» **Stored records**
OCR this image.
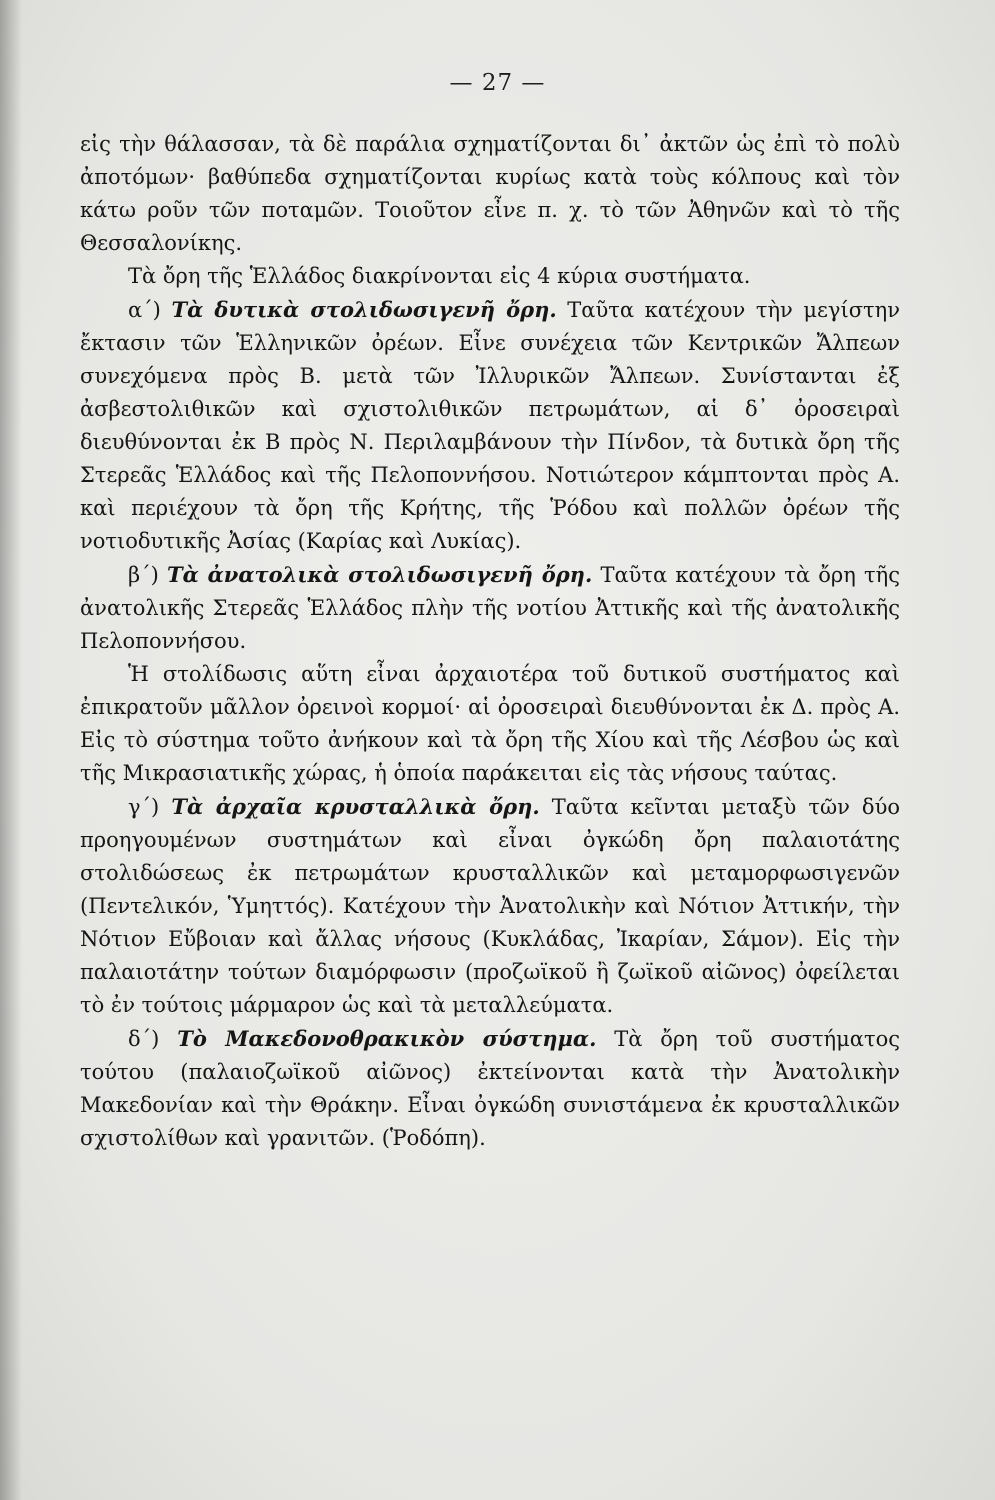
— 27 —

εἰς τὴν θάλασσαν, τὰ δὲ παράλια σχηματίζονται δι᾽ ἀκτῶν ὡς ἐπὶ τὸ πολὺ ἀποτόμων· βαθύπεδα σχηματίζονται κυρίως κατὰ τοὺς κόλπους καὶ τὸν κάτω ροῦν τῶν ποταμῶν. Τοιοῦτον εἶνε π. χ. τὸ τῶν Ἀθηνῶν καὶ τὸ τῆς Θεσσαλονίκης.

Τὰ ὄρη τῆς Ἑλλάδος διακρίνονται εἰς 4 κύρια συστήματα.

α΄) Τὰ δυτικὰ στολιδωσιγενῆ ὄρη. Ταῦτα κατέχουν τὴν μεγίστην ἔκτασιν τῶν Ἑλληνικῶν ὀρέων. Εἶνε συνέχεια τῶν Κεντρικῶν Ἄλπεων συνεχόμενα πρὸς Β. μετὰ τῶν Ἰλλυρικῶν Ἄλπεων. Συνίστανται ἐξ ἀσβεστολιθικῶν καὶ σχιστολιθικῶν πετρωμάτων, αἱ δ᾽ ὀροσειραὶ διευθύνονται ἐκ Β πρὸς Ν. Περιλαμβάνουν τὴν Πίνδον, τὰ δυτικὰ ὄρη τῆς Στερεᾶς Ἑλλάδος καὶ τῆς Πελοποννήσου. Νοτιώτερον κάμπτονται πρὸς Α. καὶ περιέχουν τὰ ὄρη τῆς Κρήτης, τῆς Ῥόδου καὶ πολλῶν ὀρέων τῆς νοτιοδυτικῆς Ἀσίας (Καρίας καὶ Λυκίας).

β΄) Τὰ ἀνατολικὰ στολιδωσιγενῆ ὄρη. Ταῦτα κατέχουν τὰ ὄρη τῆς ἀνατολικῆς Στερεᾶς Ἑλλάδος πλὴν τῆς νοτίου Ἀττικῆς καὶ τῆς ἀνατολικῆς Πελοποννήσου.

Ἡ στολίδωσις αὕτη εἶναι ἀρχαιοτέρα τοῦ δυτικοῦ συστήματος καὶ ἐπικρατοῦν μᾶλλον ὀρεινοὶ κορμοί· αἱ ὀροσειραὶ διευθύνονται ἐκ Δ. πρὸς Α. Εἰς τὸ σύστημα τοῦτο ἀνήκουν καὶ τὰ ὄρη τῆς Χίου καὶ τῆς Λέσβου ὡς καὶ τῆς Μικρασιατικῆς χώρας, ἡ ὁποία παράκειται εἰς τὰς νήσους ταύτας.

γ΄) Τὰ ἀρχαῖα κρυσταλλικὰ ὄρη. Ταῦτα κεῖνται μεταξὺ τῶν δύο προηγουμένων συστημάτων καὶ εἶναι ὀγκώδη ὄρη παλαιοτάτης στολιδώσεως ἐκ πετρωμάτων κρυσταλλικῶν καὶ μεταμορφωσιγενῶν (Πεντελικόν, Ὑμηττός). Κατέχουν τὴν Ἀνατολικὴν καὶ Νότιον Ἀττικήν, τὴν Νότιον Εὔβοιαν καὶ ἄλλας νήσους (Κυκλάδας, Ἰκαρίαν, Σάμον). Εἰς τὴν παλαιοτάτην τούτων διαμόρφωσιν (προζωϊκοῦ ἢ ζωϊκοῦ αἰῶνος) ὀφείλεται τὸ ἐν τούτοις μάρμαρον ὡς καὶ τὰ μεταλλεύματα.

δ΄) Τὸ Μακεδονοθρακικὸν σύστημα. Τὰ ὄρη τοῦ συστήματος τούτου (παλαιοζωϊκοῦ αἰῶνος) ἐκτείνονται κατὰ τὴν Ἀνατολικὴν Μακεδονίαν καὶ τὴν Θράκην. Εἶναι ὀγκώδη συνιστάμενα ἐκ κρυσταλλικῶν σχιστολίθων καὶ γρανιτῶν. (Ῥοδόπη).
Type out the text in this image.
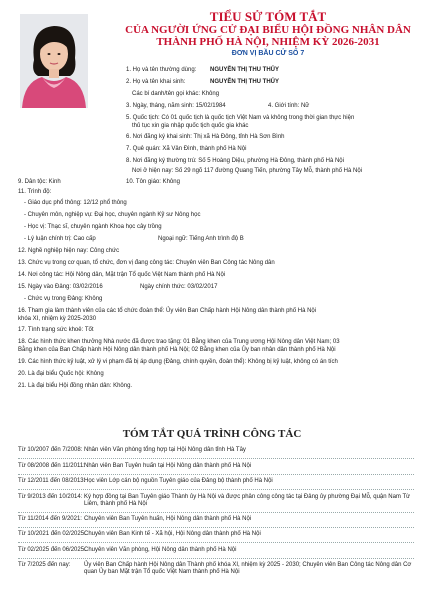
TIỂU SỬ TÓM TẮT
CỦA NGƯỜI ỨNG CỬ ĐẠI BIỂU HỘI ĐỒNG NHÂN DÂN
THÀNH PHỐ HÀ NỘI, NHIỆM KỲ 2026-2031
ĐƠN VỊ BẦU CỬ SỐ 7
1. Họ và tên thường dùng: NGUYỄN THỊ THU THỦY
2. Họ và tên khai sinh:	NGUYỄN THỊ THU THỦY
Các bí danh/tên gọi khác: Không
3. Ngày, tháng, năm sinh: 15/02/1984	4. Giới tính: Nữ
5. Quốc tịch: Có 01 quốc tịch là quốc tịch Việt Nam và không trong thời gian thực hiện
thủ tục xin gia nhập quốc tịch quốc gia khác
6. Nơi đăng ký khai sinh: Thị xã Hà Đông, tỉnh Hà Sơn Bình
7. Quê quán: Xã Vân Đình, thành phố Hà Nội
8. Nơi đăng ký thường trú: Số 5 Hoàng Diệu, phường Hà Đông, thành phố Hà Nội
Nơi ở hiện nay: Số 29 ngõ 117 đường Quang Tiến, phường Tây Mỗ, thành phố Hà Nội
9. Dân tộc: Kinh	10. Tôn giáo: Không
11. Trình độ:
- Giáo dục phổ thông: 12/12 phổ thông
- Chuyên môn, nghiệp vụ: Đại học, chuyên ngành Kỹ sư Nông học
- Học vị: Thạc sĩ, chuyên ngành Khoa học cây trồng
- Lý luận chính trị: Cao cấp	Ngoại ngữ: Tiếng Anh trình độ B
12. Nghề nghiệp hiện nay: Công chức
13. Chức vụ trong cơ quan, tổ chức, đơn vị đang công tác: Chuyên viên Ban Công tác Nông dân
14. Nơi công tác: Hội Nông dân, Mặt trận Tổ quốc Việt Nam thành phố Hà Nội
15. Ngày vào Đảng: 03/02/2016	Ngày chính thức: 03/02/2017
- Chức vụ trong Đảng: Không
16. Tham gia làm thành viên của các tổ chức đoàn thể: Ủy viên Ban Chấp hành Hội Nông dân thành phố Hà Nội
khóa XI, nhiệm kỳ 2025-2030
17. Tình trạng sức khoẻ: Tốt
18. Các hình thức khen thưởng Nhà nước đã được trao tặng: 01 Bằng khen của Trung ương Hội Nông dân Việt Nam; 03
Bằng khen của Ban Chấp hành Hội Nông dân thành phố Hà Nội; 02 Bằng khen của Ủy ban nhân dân thành phố Hà Nội
19. Các hình thức kỷ luật, xử lý vi phạm đã bị áp dụng (Đảng, chính quyền, đoàn thể): Không bị kỷ luật, không có án tích
20. Là đại biểu Quốc hội: Không
21. Là đại biểu Hội đồng nhân dân: Không.
TÓM TẮT QUÁ TRÌNH CÔNG TÁC
Từ 10/2007 đến 7/2008: Nhân viên Văn phòng tổng hợp tại Hội Nông dân tỉnh Hà Tây
Từ 08/2008 đến 11/2011: Nhân viên Ban Tuyên huấn tại Hội Nông dân thành phố Hà Nội
Từ 12/2011 đến 08/2013:
Học viên Lớp cán bộ nguồn Tuyên giáo của Đảng bộ thành phố Hà Nội
Từ 9/2013 đến 10/2014: Ký hợp đồng tại Ban Tuyên giáo Thành ủy Hà Nội và được phân công công tác tại Đảng ủy phường Đại Mỗ, quận Nam Từ Liêm, thành phố Hà Nội
Từ 11/2014 đến 9/2021: Chuyên viên Ban Tuyên huấn, Hội Nông dân thành phố Hà Nội
Từ 10/2021 đến 02/2025:
Chuyên viên Ban Kinh tế - Xã hội, Hội Nông dân thành phố Hà Nội
Từ 02/2025 đến 06/2025:
Chuyên viên Văn phòng, Hội Nông dân thành phố Hà Nội
Từ 7/2025 đến nay: Ủy viên Ban Chấp hành Hội Nông dân Thành phố khóa XI, nhiệm kỳ 2025 - 2030; Chuyên viên Ban Công tác Nông dân Cơ quan Ủy ban Mặt trận Tổ quốc Việt Nam thành phố Hà Nội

» **What is expected**
Scan the listing above for the word "tịch" and show each line where it is found.

» **Response to the task**
5. Quốc tịch: Có 01 quốc tịch là quốc tịch Việt Nam và không trong thời gian thực hiện
thủ tục xin gia nhập quốc tịch quốc gia khác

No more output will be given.